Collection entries
▼▼▼
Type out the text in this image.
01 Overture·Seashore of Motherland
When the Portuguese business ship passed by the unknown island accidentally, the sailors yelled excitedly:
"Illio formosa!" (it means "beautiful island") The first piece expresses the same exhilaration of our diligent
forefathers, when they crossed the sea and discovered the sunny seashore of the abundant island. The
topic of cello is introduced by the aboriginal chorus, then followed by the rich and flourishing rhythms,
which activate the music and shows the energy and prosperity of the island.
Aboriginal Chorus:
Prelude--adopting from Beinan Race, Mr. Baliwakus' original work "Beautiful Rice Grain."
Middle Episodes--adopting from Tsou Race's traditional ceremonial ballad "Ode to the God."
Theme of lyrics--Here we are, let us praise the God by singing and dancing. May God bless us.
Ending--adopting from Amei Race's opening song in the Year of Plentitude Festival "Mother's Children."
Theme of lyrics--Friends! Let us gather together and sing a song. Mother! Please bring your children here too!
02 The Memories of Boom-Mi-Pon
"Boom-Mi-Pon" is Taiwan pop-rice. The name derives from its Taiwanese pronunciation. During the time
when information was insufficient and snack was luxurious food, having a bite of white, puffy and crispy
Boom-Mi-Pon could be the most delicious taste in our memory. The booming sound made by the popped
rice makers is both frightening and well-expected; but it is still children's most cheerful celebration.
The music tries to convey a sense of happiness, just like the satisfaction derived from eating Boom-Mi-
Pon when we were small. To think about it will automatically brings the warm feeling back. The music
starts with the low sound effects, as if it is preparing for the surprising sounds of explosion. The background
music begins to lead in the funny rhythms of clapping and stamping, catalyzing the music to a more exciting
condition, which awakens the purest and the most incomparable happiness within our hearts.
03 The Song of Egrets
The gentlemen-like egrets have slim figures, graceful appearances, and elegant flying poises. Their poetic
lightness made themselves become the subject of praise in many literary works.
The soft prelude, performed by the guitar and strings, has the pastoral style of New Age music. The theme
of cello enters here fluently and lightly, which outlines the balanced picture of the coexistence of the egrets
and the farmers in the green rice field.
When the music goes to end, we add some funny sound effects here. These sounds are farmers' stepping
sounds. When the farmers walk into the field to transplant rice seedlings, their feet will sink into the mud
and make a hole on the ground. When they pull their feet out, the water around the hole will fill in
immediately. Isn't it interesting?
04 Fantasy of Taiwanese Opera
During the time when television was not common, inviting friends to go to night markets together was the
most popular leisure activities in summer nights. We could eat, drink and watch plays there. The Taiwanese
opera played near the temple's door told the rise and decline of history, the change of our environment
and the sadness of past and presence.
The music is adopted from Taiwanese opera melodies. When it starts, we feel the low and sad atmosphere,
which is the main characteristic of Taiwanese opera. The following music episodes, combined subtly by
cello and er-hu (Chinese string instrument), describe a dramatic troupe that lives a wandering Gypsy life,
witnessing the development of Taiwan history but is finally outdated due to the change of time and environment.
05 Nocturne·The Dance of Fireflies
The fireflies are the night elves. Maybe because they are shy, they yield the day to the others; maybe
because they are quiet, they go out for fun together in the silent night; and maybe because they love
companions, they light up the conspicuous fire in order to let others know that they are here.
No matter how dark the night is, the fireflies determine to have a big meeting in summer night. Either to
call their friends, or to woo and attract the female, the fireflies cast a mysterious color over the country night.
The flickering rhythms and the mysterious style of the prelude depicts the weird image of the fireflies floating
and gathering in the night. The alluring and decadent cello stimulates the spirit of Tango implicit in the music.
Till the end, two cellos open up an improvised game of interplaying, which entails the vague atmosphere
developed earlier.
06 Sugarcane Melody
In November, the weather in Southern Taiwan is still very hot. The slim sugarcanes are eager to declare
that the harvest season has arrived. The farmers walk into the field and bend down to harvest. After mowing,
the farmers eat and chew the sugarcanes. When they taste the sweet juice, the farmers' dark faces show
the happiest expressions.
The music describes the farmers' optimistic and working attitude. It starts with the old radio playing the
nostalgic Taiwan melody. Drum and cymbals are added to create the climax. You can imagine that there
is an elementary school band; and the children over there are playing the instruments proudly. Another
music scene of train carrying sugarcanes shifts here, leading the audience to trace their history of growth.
▲▲▲
Required work — Every record should be repeated exactly; please leave none out.

Expected answer —
Type out the text in this image.
01 Overture·Seashore of Motherland
When the Portuguese business ship passed by the unknown island accidentally, the sailors yelled excitedly:
"Illio formosa!" (it means "beautiful island") The first piece expresses the same exhilaration of our diligent
forefathers, when they crossed the sea and discovered the sunny seashore of the abundant island. The
topic of cello is introduced by the aboriginal chorus, then followed by the rich and flourishing rhythms,
which activate the music and shows the energy and prosperity of the island.
Aboriginal Chorus:
Prelude--adopting from Beinan Race, Mr. Baliwakus' original work "Beautiful Rice Grain."
Middle Episodes--adopting from Tsou Race's traditional ceremonial ballad "Ode to the God."
Theme of lyrics--Here we are, let us praise the God by singing and dancing. May God bless us.
Ending--adopting from Amei Race's opening song in the Year of Plentitude Festival "Mother's Children."
Theme of lyrics--Friends! Let us gather together and sing a song. Mother! Please bring your children here too!
02 The Memories of Boom-Mi-Pon
"Boom-Mi-Pon" is Taiwan pop-rice. The name derives from its Taiwanese pronunciation. During the time
when information was insufficient and snack was luxurious food, having a bite of white, puffy and crispy
Boom-Mi-Pon could be the most delicious taste in our memory. The booming sound made by the popped
rice makers is both frightening and well-expected; but it is still children's most cheerful celebration.
The music tries to convey a sense of happiness, just like the satisfaction derived from eating Boom-Mi-
Pon when we were small. To think about it will automatically brings the warm feeling back. The music
starts with the low sound effects, as if it is preparing for the surprising sounds of explosion. The background
music begins to lead in the funny rhythms of clapping and stamping, catalyzing the music to a more exciting
condition, which awakens the purest and the most incomparable happiness within our hearts.
03 The Song of Egrets
The gentlemen-like egrets have slim figures, graceful appearances, and elegant flying poises. Their poetic
lightness made themselves become the subject of praise in many literary works.
The soft prelude, performed by the guitar and strings, has the pastoral style of New Age music. The theme
of cello enters here fluently and lightly, which outlines the balanced picture of the coexistence of the egrets
and the farmers in the green rice field.
When the music goes to end, we add some funny sound effects here. These sounds are farmers' stepping
sounds. When the farmers walk into the field to transplant rice seedlings, their feet will sink into the mud
and make a hole on the ground. When they pull their feet out, the water around the hole will fill in
immediately. Isn't it interesting?
04 Fantasy of Taiwanese Opera
During the time when television was not common, inviting friends to go to night markets together was the
most popular leisure activities in summer nights. We could eat, drink and watch plays there. The Taiwanese
opera played near the temple's door told the rise and decline of history, the change of our environment
and the sadness of past and presence.
The music is adopted from Taiwanese opera melodies. When it starts, we feel the low and sad atmosphere,
which is the main characteristic of Taiwanese opera. The following music episodes, combined subtly by
cello and er-hu (Chinese string instrument), describe a dramatic troupe that lives a wandering Gypsy life,
witnessing the development of Taiwan history but is finally outdated due to the change of time and environment.
05 Nocturne·The Dance of Fireflies
The fireflies are the night elves. Maybe because they are shy, they yield the day to the others; maybe
because they are quiet, they go out for fun together in the silent night; and maybe because they love
companions, they light up the conspicuous fire in order to let others know that they are here.
No matter how dark the night is, the fireflies determine to have a big meeting in summer night. Either to
call their friends, or to woo and attract the female, the fireflies cast a mysterious color over the country night.
The flickering rhythms and the mysterious style of the prelude depicts the weird image of the fireflies floating
and gathering in the night. The alluring and decadent cello stimulates the spirit of Tango implicit in the music.
Till the end, two cellos open up an improvised game of interplaying, which entails the vague atmosphere
developed earlier.
06 Sugarcane Melody
In November, the weather in Southern Taiwan is still very hot. The slim sugarcanes are eager to declare
that the harvest season has arrived. The farmers walk into the field and bend down to harvest. After mowing,
the farmers eat and chew the sugarcanes. When they taste the sweet juice, the farmers' dark faces show
the happiest expressions.
The music describes the farmers' optimistic and working attitude. It starts with the old radio playing the
nostalgic Taiwan melody. Drum and cymbals are added to create the climax. You can imagine that there
is an elementary school band; and the children over there are playing the instruments proudly. Another
music scene of train carrying sugarcanes shifts here, leading the audience to trace their history of growth.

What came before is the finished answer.